Austine Adika: R’n'B, Wanjohi Maina: Hawkers’ Republic, Ngugi Waweru: Mbinguni Kume Pasuka: Circle Art Gallery

13 - 30 March 2024
Overview

Three concurrent solo exhibitions

 

Austine Adika (b.1986), Wanjohi Maina (b.1986) and Ngugi Waweru (b.1987) present three exciting bodies of work, ingenious in their working methods, aesthetic strategies and use of material, each reflecting a distinct sculptural language. 

 

Austine Adika is interested in how everyday materials can be transformed, responding to ever-changing stages in nature, and pushing ideas of what are acceptable aesthetics. Embedding new meaning onto discarded ephemera from his environment; using carrier bags (colloquially referred to as 'Uhuru bags'),upcycled UV ink cans from print shops on River Road, and other found materials, Adika forms charming narrative style sculptures and tapestries. 

 

To view Austine Adika: R'n'B exhibition portfolio click here

 

Wanjohi Maina's Hawkers' Republic is an ongoing and expanding series that documents and mythologises the working lives of street vendors in Nairobi. Forged out of steel plates, and meticulously spray painted to depict moments of commerce often tuned out in Nairobi's ubiquitous traffic jams, Wanjohi Maina's sculptures invite a slower, considered engagement with the people in the work and their wares, and the social and financial conditions that sustain this micro-economy.

Material for this task:
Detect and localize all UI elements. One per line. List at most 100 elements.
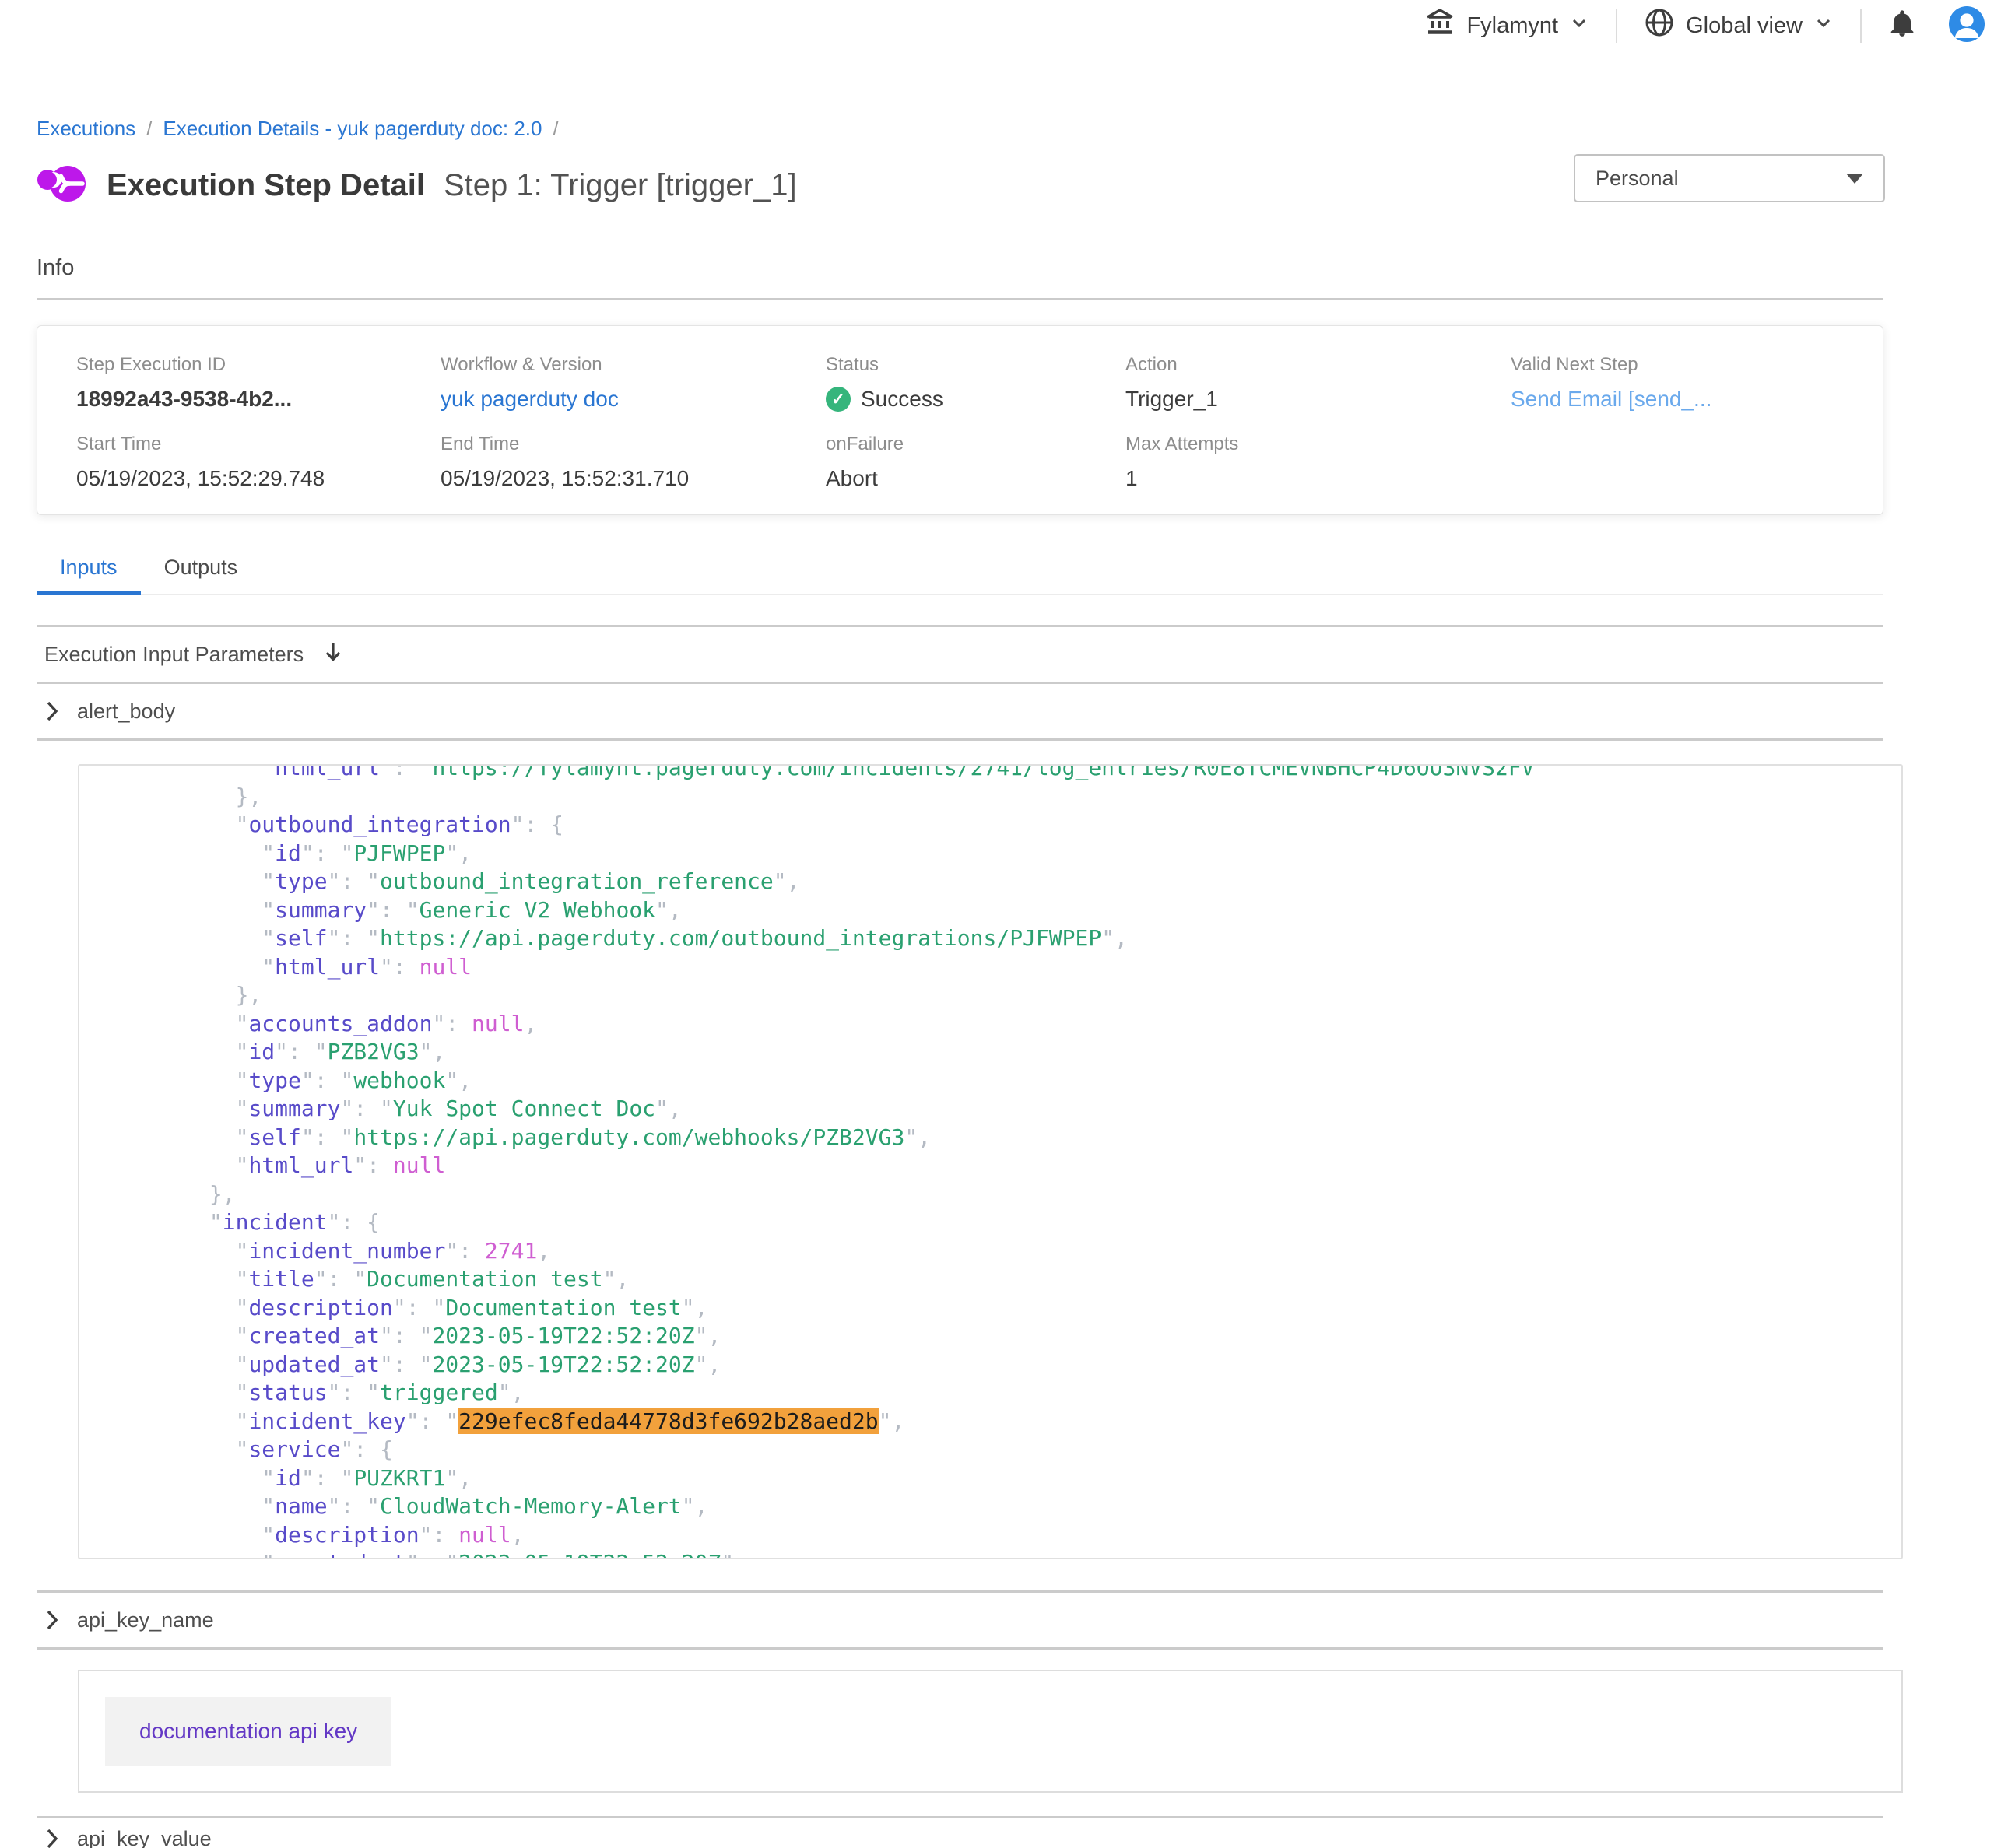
info-field: onFailure Abort xyxy=(826,433,1125,491)
json-code-line: "created_at": "2023-05-19T22:52:20Z", xyxy=(104,1322,1901,1351)
breadcrumb-link[interactable]: Executions xyxy=(37,117,135,141)
json-code-line: "status": "triggered", xyxy=(104,1379,1901,1408)
alert-body-json-viewer[interactable]: "html_url": "https://fylamynt.pagerduty.… xyxy=(78,764,1903,1559)
json-code-line: }, xyxy=(104,981,1901,1010)
info-grid: Step Execution ID 18992a43-9538-4b2...Wor… xyxy=(76,354,1844,491)
json-code-line: "html_url": null xyxy=(104,953,1901,982)
json-code-line: "name": "CloudWatch-Memory-Alert", xyxy=(104,1492,1901,1521)
view-label: Global view xyxy=(1686,13,1803,39)
info-field-value[interactable]: Send Email [send_... xyxy=(1511,387,1844,412)
avatar-icon xyxy=(1949,6,1985,46)
info-field: Workflow & Version yuk pagerduty doc xyxy=(441,354,826,412)
json-code-line: "description": null, xyxy=(104,1521,1901,1550)
param-expander-api-key-value[interactable]: api_key_value xyxy=(37,1818,1883,1848)
json-code-line: "accounts_addon": null, xyxy=(104,1010,1901,1039)
param-name: api_key_value xyxy=(77,1827,212,1848)
bell-icon xyxy=(1888,9,1918,43)
info-field-label: End Time xyxy=(441,433,826,455)
json-code-line: "summary": "Yuk Spot Connect Doc", xyxy=(104,1095,1901,1124)
chevron-down-icon xyxy=(1813,12,1834,39)
api-key-name-chip: documentation api key xyxy=(105,1697,391,1766)
json-code: "html_url": "https://fylamynt.pagerduty.… xyxy=(79,764,1901,1559)
info-field-label: Status xyxy=(826,354,1125,376)
execution-input-parameters-header[interactable]: Execution Input Parameters xyxy=(37,627,1883,682)
user-menu-button[interactable] xyxy=(1949,6,1985,46)
info-field: Max Attempts 1 xyxy=(1125,433,1511,491)
param-expander-alert-body[interactable]: alert_body xyxy=(37,684,1883,738)
info-field: End Time 05/19/2023, 15:52:31.710 xyxy=(441,433,826,491)
api-key-name-value-box: documentation api key xyxy=(78,1670,1903,1793)
info-field-value: Abort xyxy=(826,466,1125,491)
breadcrumb-link[interactable]: Execution Details - yuk pagerduty doc: 2… xyxy=(163,117,542,141)
info-field: Status Success xyxy=(826,354,1125,412)
page-subtitle: Step 1: Trigger [trigger_1] xyxy=(444,168,797,203)
info-field-value: 05/19/2023, 15:52:31.710 xyxy=(441,466,826,491)
info-field-value: 1 xyxy=(1125,466,1511,491)
execution-step-detail-page: Fylamynt Global view xyxy=(0,0,2008,1848)
divider xyxy=(37,298,1883,300)
json-code-line: "title": "Documentation test", xyxy=(104,1265,1901,1294)
json-code-line: "updated_at": "2023-05-19T22:52:20Z", xyxy=(104,1351,1901,1380)
info-field-label: Start Time xyxy=(76,433,441,455)
org-switcher[interactable]: Fylamynt xyxy=(1424,7,1589,44)
json-code-line: "html_url": null xyxy=(104,1152,1901,1180)
chevron-right-icon xyxy=(44,699,60,724)
json-code-line: "outbound_integration": { xyxy=(104,811,1901,840)
tab-outputs[interactable]: Outputs xyxy=(141,556,262,594)
info-card: Step Execution ID 18992a43-9538-4b2...Wor… xyxy=(37,325,1883,515)
breadcrumb: Executions / Execution Details - yuk pager… xyxy=(37,117,2008,141)
breadcrumb-separator: / xyxy=(553,117,558,141)
json-code-line: "summary": "Generic V2 Webhook", xyxy=(104,896,1901,925)
json-code-line: }, xyxy=(104,783,1901,812)
info-field-value: 05/19/2023, 15:52:29.748 xyxy=(76,466,441,491)
param-name: api_key_name xyxy=(77,1608,214,1632)
json-code-line: }, xyxy=(104,1180,1901,1209)
json-code-line: "self": "https://api.pagerduty.com/outbo… xyxy=(104,924,1901,953)
info-field-value: Trigger_1 xyxy=(1125,387,1511,412)
json-code-line: "html_url": "https://fylamynt.pagerduty.… xyxy=(104,764,1901,783)
divider xyxy=(37,738,1883,741)
param-name: alert_body xyxy=(77,700,175,724)
chevron-right-icon xyxy=(44,1608,60,1632)
notifications-button[interactable] xyxy=(1888,9,1918,43)
chevron-right-icon xyxy=(44,1826,60,1848)
chevron-down-icon xyxy=(1569,12,1589,39)
params-header-label: Execution Input Parameters xyxy=(44,643,304,667)
json-code-line: "self": "https://api.pagerduty.com/webho… xyxy=(104,1124,1901,1152)
json-code-line: "incident_number": 2741, xyxy=(104,1237,1901,1266)
info-field-value[interactable]: yuk pagerduty doc xyxy=(441,387,826,412)
param-expander-api-key-name[interactable]: api_key_name xyxy=(37,1593,1883,1647)
info-field-label: onFailure xyxy=(826,433,1125,455)
info-field: Step Execution ID 18992a43-9538-4b2... xyxy=(76,354,441,412)
info-field-label: Action xyxy=(1125,354,1511,376)
download-icon[interactable] xyxy=(321,641,346,668)
view-switcher[interactable]: Global view xyxy=(1644,7,1834,44)
topbar-divider xyxy=(1860,9,1862,43)
breadcrumb-separator: / xyxy=(146,117,152,141)
info-field-label: Step Execution ID xyxy=(76,354,441,376)
json-code-line: "id": "PUZKRT1", xyxy=(104,1464,1901,1493)
tab-bar: InputsOutputs xyxy=(37,556,1883,595)
json-code-line: "type": "outbound_integration_reference"… xyxy=(104,868,1901,896)
scope-value: Personal xyxy=(1596,167,1679,191)
json-code-line: "type": "webhook", xyxy=(104,1067,1901,1096)
workflow-brand-icon xyxy=(37,160,88,212)
json-code-line: "service": { xyxy=(104,1436,1901,1464)
info-field: Action Trigger_1 xyxy=(1125,354,1511,412)
top-bar: Fylamynt Global view xyxy=(0,0,2008,51)
info-field-value: Success xyxy=(826,387,1125,412)
scope-select[interactable]: Personal xyxy=(1574,154,1885,202)
info-field-value: 18992a43-9538-4b2... xyxy=(76,387,441,412)
json-code-line: "id": "PZB2VG3", xyxy=(104,1038,1901,1067)
caret-down-icon xyxy=(1846,174,1863,184)
info-field-label: Workflow & Version xyxy=(441,354,826,376)
globe-icon xyxy=(1644,7,1675,44)
json-code-line: "incident": { xyxy=(104,1208,1901,1237)
info-field-label: Valid Next Step xyxy=(1511,354,1844,376)
info-field-label: Max Attempts xyxy=(1125,433,1511,455)
info-field: Start Time 05/19/2023, 15:52:29.748 xyxy=(76,433,441,491)
bank-icon xyxy=(1424,7,1455,44)
tab-inputs[interactable]: Inputs xyxy=(37,556,141,595)
json-code-line: "id": "PJFWPEP", xyxy=(104,840,1901,868)
page-title: Execution Step Detail xyxy=(107,168,425,203)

Problems to solve:
[a] Copy the listing line for line, everything from the line containing "info-field: onFailure Abort" down to the line containing "info-grid: Step Execution", with both of those lines included.
[b] Carry on the exhibition overview from the point where it stops.
The listing is unrelated to the text about the three sculpture exhibitions.

Responses by task:
[a]
info-field: onFailure Abort xyxy=(826,433,1125,491)
json-code-line: "created_at": "2023-05-19T22:52:20Z", xyxy=(104,1322,1901,1351)
breadcrumb-link[interactable]: Executions xyxy=(37,117,135,141)
json-code-line: "status": "triggered", xyxy=(104,1379,1901,1408)
alert-body-json-viewer[interactable]: "html_url": "https://fylamynt.pagerduty.… xyxy=(78,764,1903,1559)
json-code-line: }, xyxy=(104,981,1901,1010)
info-grid: Step Execution ID 18992a43-9538-4b2...Wor… xyxy=(76,354,1844,491)

[b]
 

To view Wanjohi Maina: Hawkers' Republic exhibition portfolio click here

 

Ngugi Waweru, one of the founders of Wajukuu Artists collective, assembles impressive wall-sculptures using worn out knives, corrugated iron sheets, motorcycle chains, iron bars, and binding copper wire. This body of work is inspired by the Kikuyu proverb, 'kahio kugi gatemaga o mwene', which translates to 'a sharp knife cuts the owner' is a pointed and timely critique of a 'capitalist growth and development' rhetoric that privileges over-consumption often at the cost of the interconnected relationships of human beings with each other and the earth we inhabit. "When you have a knife and you want it to work better and faster, you sharpen it, but at the same time you consume it."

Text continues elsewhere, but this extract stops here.